Stated exercise: Can you write out all of the material below, word for word?

Given records:
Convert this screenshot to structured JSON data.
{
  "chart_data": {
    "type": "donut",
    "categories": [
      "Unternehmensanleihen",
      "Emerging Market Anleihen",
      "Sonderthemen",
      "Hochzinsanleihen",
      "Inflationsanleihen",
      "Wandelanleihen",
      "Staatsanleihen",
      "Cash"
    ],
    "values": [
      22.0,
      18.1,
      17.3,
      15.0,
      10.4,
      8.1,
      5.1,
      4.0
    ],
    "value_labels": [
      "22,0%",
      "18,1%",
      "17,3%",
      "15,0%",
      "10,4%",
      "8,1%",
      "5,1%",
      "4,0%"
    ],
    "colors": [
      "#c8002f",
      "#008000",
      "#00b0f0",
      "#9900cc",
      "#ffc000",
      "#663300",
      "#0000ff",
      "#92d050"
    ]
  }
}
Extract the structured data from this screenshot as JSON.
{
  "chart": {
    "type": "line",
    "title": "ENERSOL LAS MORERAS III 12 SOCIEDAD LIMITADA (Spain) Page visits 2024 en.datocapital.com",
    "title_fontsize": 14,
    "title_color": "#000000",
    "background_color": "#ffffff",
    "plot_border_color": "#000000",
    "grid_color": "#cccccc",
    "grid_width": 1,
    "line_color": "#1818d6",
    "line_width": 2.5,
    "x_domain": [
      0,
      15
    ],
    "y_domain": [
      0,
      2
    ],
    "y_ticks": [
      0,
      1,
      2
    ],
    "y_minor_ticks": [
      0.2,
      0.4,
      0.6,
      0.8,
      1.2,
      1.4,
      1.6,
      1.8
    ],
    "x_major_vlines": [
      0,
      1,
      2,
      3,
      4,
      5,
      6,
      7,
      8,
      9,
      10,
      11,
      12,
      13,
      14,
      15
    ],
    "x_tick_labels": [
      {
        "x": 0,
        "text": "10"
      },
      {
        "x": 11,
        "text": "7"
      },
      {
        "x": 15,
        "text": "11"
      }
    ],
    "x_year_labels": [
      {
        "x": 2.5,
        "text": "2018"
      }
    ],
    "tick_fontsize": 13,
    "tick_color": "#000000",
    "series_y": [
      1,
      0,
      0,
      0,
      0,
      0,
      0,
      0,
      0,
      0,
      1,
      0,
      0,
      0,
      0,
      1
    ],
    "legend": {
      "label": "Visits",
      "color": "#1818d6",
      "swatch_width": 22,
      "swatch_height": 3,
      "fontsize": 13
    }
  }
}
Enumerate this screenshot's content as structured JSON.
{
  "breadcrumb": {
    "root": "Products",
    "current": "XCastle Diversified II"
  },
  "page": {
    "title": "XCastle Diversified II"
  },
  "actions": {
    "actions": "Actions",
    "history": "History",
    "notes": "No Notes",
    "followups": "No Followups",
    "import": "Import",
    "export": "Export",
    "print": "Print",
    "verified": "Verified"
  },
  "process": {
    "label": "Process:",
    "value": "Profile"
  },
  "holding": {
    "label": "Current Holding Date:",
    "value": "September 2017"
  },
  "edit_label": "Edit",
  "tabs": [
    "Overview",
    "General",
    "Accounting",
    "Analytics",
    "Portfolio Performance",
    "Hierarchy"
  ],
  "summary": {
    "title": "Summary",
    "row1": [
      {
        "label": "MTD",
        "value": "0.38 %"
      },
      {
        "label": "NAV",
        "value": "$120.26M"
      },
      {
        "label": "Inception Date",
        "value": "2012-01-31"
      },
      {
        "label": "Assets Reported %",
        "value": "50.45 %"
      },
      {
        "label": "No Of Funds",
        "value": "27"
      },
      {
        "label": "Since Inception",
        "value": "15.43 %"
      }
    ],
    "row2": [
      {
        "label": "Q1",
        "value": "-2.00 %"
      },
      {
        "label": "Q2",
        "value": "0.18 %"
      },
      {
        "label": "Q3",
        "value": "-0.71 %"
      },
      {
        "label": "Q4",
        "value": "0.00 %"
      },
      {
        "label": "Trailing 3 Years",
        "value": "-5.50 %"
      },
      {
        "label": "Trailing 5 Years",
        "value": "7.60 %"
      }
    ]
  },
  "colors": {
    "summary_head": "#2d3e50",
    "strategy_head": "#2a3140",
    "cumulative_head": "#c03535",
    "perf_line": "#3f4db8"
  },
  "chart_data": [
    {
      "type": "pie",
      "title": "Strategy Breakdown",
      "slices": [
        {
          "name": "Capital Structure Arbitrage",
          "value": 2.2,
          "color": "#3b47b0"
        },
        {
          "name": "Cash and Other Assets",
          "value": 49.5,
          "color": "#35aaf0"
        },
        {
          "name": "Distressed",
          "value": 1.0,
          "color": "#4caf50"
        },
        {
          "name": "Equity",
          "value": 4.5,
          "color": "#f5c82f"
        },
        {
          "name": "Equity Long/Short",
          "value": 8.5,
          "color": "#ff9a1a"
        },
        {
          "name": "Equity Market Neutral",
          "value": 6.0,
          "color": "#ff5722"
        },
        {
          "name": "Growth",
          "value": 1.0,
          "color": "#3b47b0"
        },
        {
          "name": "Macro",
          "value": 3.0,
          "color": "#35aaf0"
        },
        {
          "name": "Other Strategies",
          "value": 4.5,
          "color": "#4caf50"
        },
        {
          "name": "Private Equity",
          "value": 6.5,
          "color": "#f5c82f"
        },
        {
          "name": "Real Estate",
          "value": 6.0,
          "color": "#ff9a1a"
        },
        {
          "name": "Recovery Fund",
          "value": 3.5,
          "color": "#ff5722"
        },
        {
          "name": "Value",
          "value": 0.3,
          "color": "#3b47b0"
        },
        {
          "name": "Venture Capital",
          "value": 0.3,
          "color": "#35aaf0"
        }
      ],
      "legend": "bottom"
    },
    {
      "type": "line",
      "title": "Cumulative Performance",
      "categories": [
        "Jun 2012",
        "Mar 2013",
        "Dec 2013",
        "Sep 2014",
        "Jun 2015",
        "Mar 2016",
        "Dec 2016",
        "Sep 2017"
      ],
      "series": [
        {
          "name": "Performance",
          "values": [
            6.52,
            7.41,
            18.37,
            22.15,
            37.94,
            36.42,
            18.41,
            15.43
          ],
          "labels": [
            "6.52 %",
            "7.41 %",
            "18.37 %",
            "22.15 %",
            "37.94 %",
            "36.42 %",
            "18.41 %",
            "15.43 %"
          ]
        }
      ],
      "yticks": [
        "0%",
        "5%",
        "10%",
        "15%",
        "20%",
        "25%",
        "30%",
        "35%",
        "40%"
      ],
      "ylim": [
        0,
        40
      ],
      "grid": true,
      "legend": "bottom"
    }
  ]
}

Written response:
Convert this screenshot to structured JSON data.
{
  "chart_data": {
    "type": "donut",
    "categories": [
      "Unternehmensanleihen",
      "Emerging Market Anleihen",
      "Sonderthemen",
      "Hochzinsanleihen",
      "Inflationsanleihen",
      "Wandelanleihen",
      "Staatsanleihen",
      "Cash"
    ],
    "values": [
      22.0,
      18.1,
      17.3,
      15.0,
      10.4,
      8.1,
      5.1,
      4.0
    ],
    "value_labels": [
      "22,0%",
      "18,1%",
      "17,3%",
      "15,0%",
      "10,4%",
      "8,1%",
      "5,1%",
      "4,0%"
    ],
    "colors": [
      "#c8002f",
      "#008000",
      "#00b0f0",
      "#9900cc",
      "#ffc000",
      "#663300",
      "#0000ff",
      "#92d050"
    ]
  }
}
Extract the structured data from this screenshot as JSON.
{
  "chart": {
    "type": "line",
    "title": "ENERSOL LAS MORERAS III 12 SOCIEDAD LIMITADA (Spain) Page visits 2024 en.datocapital.com",
    "title_fontsize": 14,
    "title_color": "#000000",
    "background_color": "#ffffff",
    "plot_border_color": "#000000",
    "grid_color": "#cccccc",
    "grid_width": 1,
    "line_color": "#1818d6",
    "line_width": 2.5,
    "x_domain": [
      0,
      15
    ],
    "y_domain": [
      0,
      2
    ],
    "y_ticks": [
      0,
      1,
      2
    ],
    "y_minor_ticks": [
      0.2,
      0.4,
      0.6,
      0.8,
      1.2,
      1.4,
      1.6,
      1.8
    ],
    "x_major_vlines": [
      0,
      1,
      2,
      3,
      4,
      5,
      6,
      7,
      8,
      9,
      10,
      11,
      12,
      13,
      14,
      15
    ],
    "x_tick_labels": [
      {
        "x": 0,
        "text": "10"
      },
      {
        "x": 11,
        "text": "7"
      },
      {
        "x": 15,
        "text": "11"
      }
    ],
    "x_year_labels": [
      {
        "x": 2.5,
        "text": "2018"
      }
    ],
    "tick_fontsize": 13,
    "tick_color": "#000000",
    "series_y": [
      1,
      0,
      0,
      0,
      0,
      0,
      0,
      0,
      0,
      0,
      1,
      0,
      0,
      0,
      0,
      1
    ],
    "legend": {
      "label": "Visits",
      "color": "#1818d6",
      "swatch_width": 22,
      "swatch_height": 3,
      "fontsize": 13
    }
  }
}
Enumerate this screenshot's content as structured JSON.
{
  "breadcrumb": {
    "root": "Products",
    "current": "XCastle Diversified II"
  },
  "page": {
    "title": "XCastle Diversified II"
  },
  "actions": {
    "actions": "Actions",
    "history": "History",
    "notes": "No Notes",
    "followups": "No Followups",
    "import": "Import",
    "export": "Export",
    "print": "Print",
    "verified": "Verified"
  },
  "process": {
    "label": "Process:",
    "value": "Profile"
  },
  "holding": {
    "label": "Current Holding Date:",
    "value": "September 2017"
  },
  "edit_label": "Edit",
  "tabs": [
    "Overview",
    "General",
    "Accounting",
    "Analytics",
    "Portfolio Performance",
    "Hierarchy"
  ],
  "summary": {
    "title": "Summary",
    "row1": [
      {
        "label": "MTD",
        "value": "0.38 %"
      },
      {
        "label": "NAV",
        "value": "$120.26M"
      },
      {
        "label": "Inception Date",
        "value": "2012-01-31"
      },
      {
        "label": "Assets Reported %",
        "value": "50.45 %"
      },
      {
        "label": "No Of Funds",
        "value": "27"
      },
      {
        "label": "Since Inception",
        "value": "15.43 %"
      }
    ],
    "row2": [
      {
        "label": "Q1",
        "value": "-2.00 %"
      },
      {
        "label": "Q2",
        "value": "0.18 %"
      },
      {
        "label": "Q3",
        "value": "-0.71 %"
      },
      {
        "label": "Q4",
        "value": "0.00 %"
      },
      {
        "label": "Trailing 3 Years",
        "value": "-5.50 %"
      },
      {
        "label": "Trailing 5 Years",
        "value": "7.60 %"
      }
    ]
  },
  "colors": {
    "summary_head": "#2d3e50",
    "strategy_head": "#2a3140",
    "cumulative_head": "#c03535",
    "perf_line": "#3f4db8"
  },
  "chart_data": [
    {
      "type": "pie",
      "title": "Strategy Breakdown",
      "slices": [
        {
          "name": "Capital Structure Arbitrage",
          "value": 2.2,
          "color": "#3b47b0"
        },
        {
          "name": "Cash and Other Assets",
          "value": 49.5,
          "color": "#35aaf0"
        },
        {
          "name": "Distressed",
          "value": 1.0,
          "color": "#4caf50"
        },
        {
          "name": "Equity",
          "value": 4.5,
          "color": "#f5c82f"
        },
        {
          "name": "Equity Long/Short",
          "value": 8.5,
          "color": "#ff9a1a"
        },
        {
          "name": "Equity Market Neutral",
          "value": 6.0,
          "color": "#ff5722"
        },
        {
          "name": "Growth",
          "value": 1.0,
          "color": "#3b47b0"
        },
        {
          "name": "Macro",
          "value": 3.0,
          "color": "#35aaf0"
        },
        {
          "name": "Other Strategies",
          "value": 4.5,
          "color": "#4caf50"
        },
        {
          "name": "Private Equity",
          "value": 6.5,
          "color": "#f5c82f"
        },
        {
          "name": "Real Estate",
          "value": 6.0,
          "color": "#ff9a1a"
        },
        {
          "name": "Recovery Fund",
          "value": 3.5,
          "color": "#ff5722"
        },
        {
          "name": "Value",
          "value": 0.3,
          "color": "#3b47b0"
        },
        {
          "name": "Venture Capital",
          "value": 0.3,
          "color": "#35aaf0"
        }
      ],
      "legend": "bottom"
    },
    {
      "type": "line",
      "title": "Cumulative Performance",
      "categories": [
        "Jun 2012",
        "Mar 2013",
        "Dec 2013",
        "Sep 2014",
        "Jun 2015",
        "Mar 2016",
        "Dec 2016",
        "Sep 2017"
      ],
      "series": [
        {
          "name": "Performance",
          "values": [
            6.52,
            7.41,
            18.37,
            22.15,
            37.94,
            36.42,
            18.41,
            15.43
          ],
          "labels": [
            "6.52 %",
            "7.41 %",
            "18.37 %",
            "22.15 %",
            "37.94 %",
            "36.42 %",
            "18.41 %",
            "15.43 %"
          ]
        }
      ],
      "yticks": [
        "0%",
        "5%",
        "10%",
        "15%",
        "20%",
        "25%",
        "30%",
        "35%",
        "40%"
      ],
      "ylim": [
        0,
        40
      ],
      "grid": true,
      "legend": "bottom"
    }
  ]
}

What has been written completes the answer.